-- 必要な作業 --
1) 本文抜粋によると、特許文献2の方法で電解槽内の窒素成分を除去できるのはどの領域か。
2) 本文抜粋のうち、「特許文献2(特開2005−2」から「を提供することを目的とする。」までを、両端を含めて一字一句変えずに書き写せ。

-- 本文抜粋 --
################

特許文献2(特開2005−218983号公報)には、電解設備と濃縮装置を備えた、窒素化合物及び有機物の除去方法が示されているが、処理完了後に陽極側から陰極側へ移送する必要があり、機器点数が増えるといった欠点がある。また、電解槽内で窒素成分を除去可能なのは陽極域のみのため、装置規模に対し投入可能な量は少なく移送の回数が増えるため稼働時間が減少し、設備を大型化して対応しなければならないといった課題がある。
【0006】
【特許文献1】特開2004−330182号公報
【特許文献2】特開2005−218983号公報
【発明の開示】
【発明が解決しようとする課題】
【0007】
従って、本発明は上記従来技術の問題点に鑑み、高い電解効率で以って処理を行うことができ、且つ電解処理後の処理水を再利用に適した水質とすることができる水処理システムを提供することを目的とする。

################

-- 抽出情報 --

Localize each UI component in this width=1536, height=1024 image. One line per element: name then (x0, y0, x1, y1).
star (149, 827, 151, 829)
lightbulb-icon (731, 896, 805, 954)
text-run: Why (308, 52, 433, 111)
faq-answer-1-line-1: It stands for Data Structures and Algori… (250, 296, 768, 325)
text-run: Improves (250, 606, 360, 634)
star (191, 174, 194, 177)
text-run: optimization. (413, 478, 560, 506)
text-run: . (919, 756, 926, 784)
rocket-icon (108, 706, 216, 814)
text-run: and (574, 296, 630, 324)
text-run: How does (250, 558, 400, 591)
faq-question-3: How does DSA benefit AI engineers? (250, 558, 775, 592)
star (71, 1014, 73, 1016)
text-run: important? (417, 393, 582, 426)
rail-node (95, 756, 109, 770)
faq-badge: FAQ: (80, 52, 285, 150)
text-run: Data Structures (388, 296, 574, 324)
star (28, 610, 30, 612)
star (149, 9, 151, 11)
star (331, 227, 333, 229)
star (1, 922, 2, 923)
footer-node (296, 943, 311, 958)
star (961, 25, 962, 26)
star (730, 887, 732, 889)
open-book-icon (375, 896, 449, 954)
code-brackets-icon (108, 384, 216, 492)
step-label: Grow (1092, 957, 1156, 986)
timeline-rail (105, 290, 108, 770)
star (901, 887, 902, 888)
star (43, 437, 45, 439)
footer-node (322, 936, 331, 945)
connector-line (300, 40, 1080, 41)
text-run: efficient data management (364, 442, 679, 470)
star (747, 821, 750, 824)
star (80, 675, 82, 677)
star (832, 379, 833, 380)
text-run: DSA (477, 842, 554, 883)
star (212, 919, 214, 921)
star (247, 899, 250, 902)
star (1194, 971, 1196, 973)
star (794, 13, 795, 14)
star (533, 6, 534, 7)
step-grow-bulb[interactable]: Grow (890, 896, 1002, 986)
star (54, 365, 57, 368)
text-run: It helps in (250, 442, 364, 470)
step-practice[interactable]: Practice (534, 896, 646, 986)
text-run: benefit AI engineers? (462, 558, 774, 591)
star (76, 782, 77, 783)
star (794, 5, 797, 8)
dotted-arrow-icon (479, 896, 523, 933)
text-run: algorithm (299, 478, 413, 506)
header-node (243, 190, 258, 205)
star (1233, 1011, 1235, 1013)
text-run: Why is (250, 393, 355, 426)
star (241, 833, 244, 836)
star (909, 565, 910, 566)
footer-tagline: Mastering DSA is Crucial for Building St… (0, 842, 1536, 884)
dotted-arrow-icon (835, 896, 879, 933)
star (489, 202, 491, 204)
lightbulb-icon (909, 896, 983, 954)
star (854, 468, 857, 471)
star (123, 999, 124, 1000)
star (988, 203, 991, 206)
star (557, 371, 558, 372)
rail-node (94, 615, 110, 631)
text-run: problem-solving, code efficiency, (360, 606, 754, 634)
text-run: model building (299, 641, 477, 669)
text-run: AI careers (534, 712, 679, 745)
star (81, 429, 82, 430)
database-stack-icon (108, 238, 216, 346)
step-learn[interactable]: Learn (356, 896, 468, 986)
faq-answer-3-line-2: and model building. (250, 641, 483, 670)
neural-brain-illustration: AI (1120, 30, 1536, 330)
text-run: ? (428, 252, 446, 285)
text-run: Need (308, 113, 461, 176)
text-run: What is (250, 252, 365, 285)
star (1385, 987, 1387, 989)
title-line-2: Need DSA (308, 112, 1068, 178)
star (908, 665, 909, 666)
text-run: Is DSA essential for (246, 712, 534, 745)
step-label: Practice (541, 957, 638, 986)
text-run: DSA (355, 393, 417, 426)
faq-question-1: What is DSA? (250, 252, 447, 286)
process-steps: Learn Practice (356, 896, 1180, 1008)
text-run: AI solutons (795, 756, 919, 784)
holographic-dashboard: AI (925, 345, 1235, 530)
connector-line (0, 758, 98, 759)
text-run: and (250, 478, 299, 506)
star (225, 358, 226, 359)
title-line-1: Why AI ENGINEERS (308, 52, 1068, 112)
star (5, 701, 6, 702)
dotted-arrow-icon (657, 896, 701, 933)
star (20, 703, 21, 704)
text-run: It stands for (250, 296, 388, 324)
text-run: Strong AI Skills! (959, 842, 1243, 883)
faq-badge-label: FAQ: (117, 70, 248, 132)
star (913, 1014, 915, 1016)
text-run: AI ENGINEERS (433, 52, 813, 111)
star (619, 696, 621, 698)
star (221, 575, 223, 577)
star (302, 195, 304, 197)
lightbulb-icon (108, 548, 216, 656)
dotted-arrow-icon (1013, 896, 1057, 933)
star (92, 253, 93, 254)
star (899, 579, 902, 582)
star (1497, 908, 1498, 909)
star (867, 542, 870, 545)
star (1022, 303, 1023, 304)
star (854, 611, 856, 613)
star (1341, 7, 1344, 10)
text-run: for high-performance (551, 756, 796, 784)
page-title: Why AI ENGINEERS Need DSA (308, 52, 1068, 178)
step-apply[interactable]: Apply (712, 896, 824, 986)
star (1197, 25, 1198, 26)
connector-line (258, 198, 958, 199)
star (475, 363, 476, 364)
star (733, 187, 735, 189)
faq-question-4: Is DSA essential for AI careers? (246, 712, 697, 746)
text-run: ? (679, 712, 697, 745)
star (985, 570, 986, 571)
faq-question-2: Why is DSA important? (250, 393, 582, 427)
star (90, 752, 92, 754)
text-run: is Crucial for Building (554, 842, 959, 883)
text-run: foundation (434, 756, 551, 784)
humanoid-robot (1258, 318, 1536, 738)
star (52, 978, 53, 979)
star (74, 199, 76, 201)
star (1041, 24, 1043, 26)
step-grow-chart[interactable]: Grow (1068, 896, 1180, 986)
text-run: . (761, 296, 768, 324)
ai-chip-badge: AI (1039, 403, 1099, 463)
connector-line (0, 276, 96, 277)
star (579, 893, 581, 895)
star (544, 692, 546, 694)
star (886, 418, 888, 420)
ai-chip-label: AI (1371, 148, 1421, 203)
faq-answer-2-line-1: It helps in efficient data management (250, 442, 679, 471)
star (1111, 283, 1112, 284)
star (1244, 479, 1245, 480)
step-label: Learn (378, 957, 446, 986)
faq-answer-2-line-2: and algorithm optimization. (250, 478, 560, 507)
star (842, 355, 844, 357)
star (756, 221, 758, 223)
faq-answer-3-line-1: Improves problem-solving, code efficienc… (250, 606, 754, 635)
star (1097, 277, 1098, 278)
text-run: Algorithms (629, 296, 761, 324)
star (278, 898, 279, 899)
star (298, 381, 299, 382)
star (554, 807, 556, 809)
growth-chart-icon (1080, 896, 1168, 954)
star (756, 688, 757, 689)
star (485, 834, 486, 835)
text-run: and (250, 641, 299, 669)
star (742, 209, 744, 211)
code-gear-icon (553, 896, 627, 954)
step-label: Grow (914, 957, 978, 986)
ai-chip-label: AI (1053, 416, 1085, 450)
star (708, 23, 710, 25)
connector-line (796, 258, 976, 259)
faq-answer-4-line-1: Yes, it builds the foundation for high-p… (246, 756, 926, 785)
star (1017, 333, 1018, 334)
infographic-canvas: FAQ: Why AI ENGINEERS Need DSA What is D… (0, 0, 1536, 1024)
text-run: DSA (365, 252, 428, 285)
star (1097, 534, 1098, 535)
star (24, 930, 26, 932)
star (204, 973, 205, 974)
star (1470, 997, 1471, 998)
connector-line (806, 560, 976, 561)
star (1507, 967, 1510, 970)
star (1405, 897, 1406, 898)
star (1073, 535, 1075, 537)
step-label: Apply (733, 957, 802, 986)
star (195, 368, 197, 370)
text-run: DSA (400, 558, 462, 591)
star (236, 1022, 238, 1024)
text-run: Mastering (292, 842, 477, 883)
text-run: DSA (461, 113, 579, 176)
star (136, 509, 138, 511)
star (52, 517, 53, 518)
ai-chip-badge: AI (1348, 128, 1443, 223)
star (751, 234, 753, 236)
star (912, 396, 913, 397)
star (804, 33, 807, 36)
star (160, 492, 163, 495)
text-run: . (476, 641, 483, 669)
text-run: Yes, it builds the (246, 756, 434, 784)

################

-- 想定回答 --
1) 陽極域のみ。

2)
特許文献2(特開2005−218983号公報)には、電解設備と濃縮装置を備えた、窒素化合物及び有機物の除去方法が示されているが、処理完了後に陽極側から陰極側へ移送する必要があり、機器点数が増えるといった欠点がある。また、電解槽内で窒素成分を除去可能なのは陽極域のみのため、装置規模に対し投入可能な量は少なく移送の回数が増えるため稼働時間が減少し、設備を大型化して対応しなければならないといった課題がある。
【0006】
【特許文献1】特開2004−330182号公報
【特許文献2】特開2005−218983号公報
【発明の開示】
【発明が解決しようとする課題】
【0007】
従って、本発明は上記従来技術の問題点に鑑み、高い電解効率で以って処理を行うことができ、且つ電解処理後の処理水を再利用に適した水質とすることができる水処理システムを提供することを目的とする。